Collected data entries
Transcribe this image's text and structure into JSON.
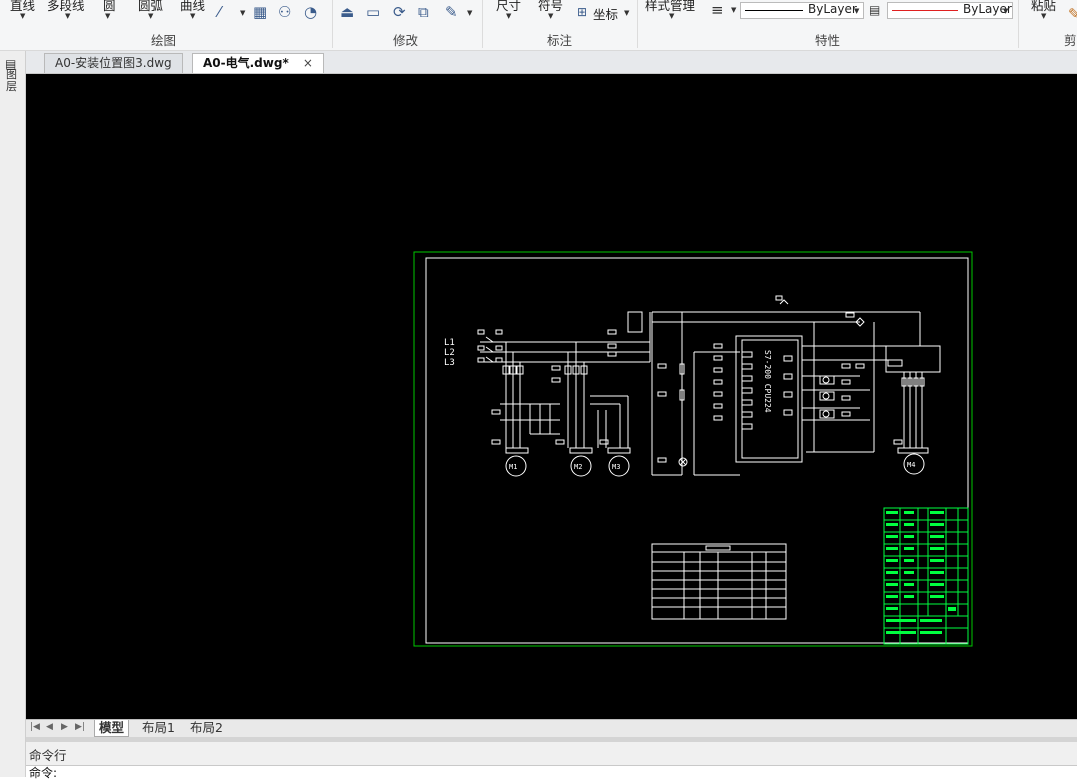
{
  "ribbon": {
    "draw_tools": [
      "直线",
      "多段线",
      "圆",
      "圆弧",
      "曲线"
    ],
    "annot_tools": [
      "尺寸",
      "符号",
      "坐标"
    ],
    "style_manager": "样式管理",
    "paste": "粘贴",
    "groups": {
      "draw": "绘图",
      "modify": "修改",
      "annotation": "标注",
      "properties": "特性",
      "clipboard": "剪"
    },
    "linetype_value": "ByLayer",
    "color_value": "ByLayer",
    "linetype_color": "#000000",
    "color_line_color": "#e02020"
  },
  "left_strip": {
    "label": "图层"
  },
  "tabs": [
    {
      "label": "A0-安装位置图3.dwg",
      "active": false
    },
    {
      "label": "A0-电气.dwg*",
      "active": true
    }
  ],
  "tab_close_icon": "×",
  "drawing": {
    "background": "#000000",
    "frame_color": "#00c800",
    "line_color": "#ffffff",
    "highlight_color": "#00ff40",
    "phase_labels": [
      "L1",
      "L2",
      "L3"
    ],
    "plc_label": "S7-200 CPU224",
    "motor_labels": [
      "M1",
      "M2",
      "M3",
      "M4"
    ]
  },
  "layout_tabs": [
    {
      "label": "模型",
      "active": true
    },
    {
      "label": "布局1",
      "active": false
    },
    {
      "label": "布局2",
      "active": false
    }
  ],
  "command": {
    "title": "命令行",
    "prompt": "命令:"
  }
}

> _DIRECTIONS_
Copy the entries above faithfully and omit every image.

> _SOLUTION TO THE PROBLEM_
Transcribe this image's text and structure into JSON.
{
  "ribbon": {
    "draw_tools": [
      "直线",
      "多段线",
      "圆",
      "圆弧",
      "曲线"
    ],
    "annot_tools": [
      "尺寸",
      "符号",
      "坐标"
    ],
    "style_manager": "样式管理",
    "paste": "粘贴",
    "groups": {
      "draw": "绘图",
      "modify": "修改",
      "annotation": "标注",
      "properties": "特性",
      "clipboard": "剪"
    },
    "linetype_value": "ByLayer",
    "color_value": "ByLayer",
    "linetype_color": "#000000",
    "color_line_color": "#e02020"
  },
  "left_strip": {
    "label": "图层"
  },
  "tabs": [
    {
      "label": "A0-安装位置图3.dwg",
      "active": false
    },
    {
      "label": "A0-电气.dwg*",
      "active": true
    }
  ],
  "tab_close_icon": "×",
  "drawing": {
    "background": "#000000",
    "frame_color": "#00c800",
    "line_color": "#ffffff",
    "highlight_color": "#00ff40",
    "phase_labels": [
      "L1",
      "L2",
      "L3"
    ],
    "plc_label": "S7-200 CPU224",
    "motor_labels": [
      "M1",
      "M2",
      "M3",
      "M4"
    ]
  },
  "layout_tabs": [
    {
      "label": "模型",
      "active": true
    },
    {
      "label": "布局1",
      "active": false
    },
    {
      "label": "布局2",
      "active": false
    }
  ],
  "command": {
    "title": "命令行",
    "prompt": "命令:"
  }
}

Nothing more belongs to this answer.